Instructions to follow. Show every line in the entries below where the word "moyennes" appears.

Figure dataset records.
-.-.-
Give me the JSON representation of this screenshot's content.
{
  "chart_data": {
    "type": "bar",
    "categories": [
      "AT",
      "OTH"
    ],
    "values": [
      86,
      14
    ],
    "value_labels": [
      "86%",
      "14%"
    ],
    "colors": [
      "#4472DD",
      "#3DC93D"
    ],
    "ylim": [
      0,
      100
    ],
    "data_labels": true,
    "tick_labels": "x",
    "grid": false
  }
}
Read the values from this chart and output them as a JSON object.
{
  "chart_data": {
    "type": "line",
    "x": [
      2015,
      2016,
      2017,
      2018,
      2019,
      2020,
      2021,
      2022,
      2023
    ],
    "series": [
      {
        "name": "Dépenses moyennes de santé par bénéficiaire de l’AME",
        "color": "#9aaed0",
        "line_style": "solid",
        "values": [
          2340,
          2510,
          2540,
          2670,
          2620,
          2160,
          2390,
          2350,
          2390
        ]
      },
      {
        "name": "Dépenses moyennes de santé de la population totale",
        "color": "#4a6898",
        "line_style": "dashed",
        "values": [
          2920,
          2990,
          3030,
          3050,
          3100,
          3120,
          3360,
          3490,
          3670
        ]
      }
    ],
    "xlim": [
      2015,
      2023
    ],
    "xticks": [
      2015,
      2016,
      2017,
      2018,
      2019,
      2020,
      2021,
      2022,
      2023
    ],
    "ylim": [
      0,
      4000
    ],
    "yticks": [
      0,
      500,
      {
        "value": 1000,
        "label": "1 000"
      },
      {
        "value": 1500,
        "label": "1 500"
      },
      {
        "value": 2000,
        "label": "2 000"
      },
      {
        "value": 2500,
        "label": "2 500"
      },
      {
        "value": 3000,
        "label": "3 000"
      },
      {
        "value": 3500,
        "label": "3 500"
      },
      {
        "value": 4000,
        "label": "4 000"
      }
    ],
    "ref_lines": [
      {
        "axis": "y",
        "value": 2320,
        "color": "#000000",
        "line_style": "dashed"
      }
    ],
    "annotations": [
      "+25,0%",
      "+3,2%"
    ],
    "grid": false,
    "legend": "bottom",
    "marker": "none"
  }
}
-.-.-
Result.
        "name": "Dépenses moyennes de santé par bénéficiaire de l’AME",
        "name": "Dépenses moyennes de santé de la population totale",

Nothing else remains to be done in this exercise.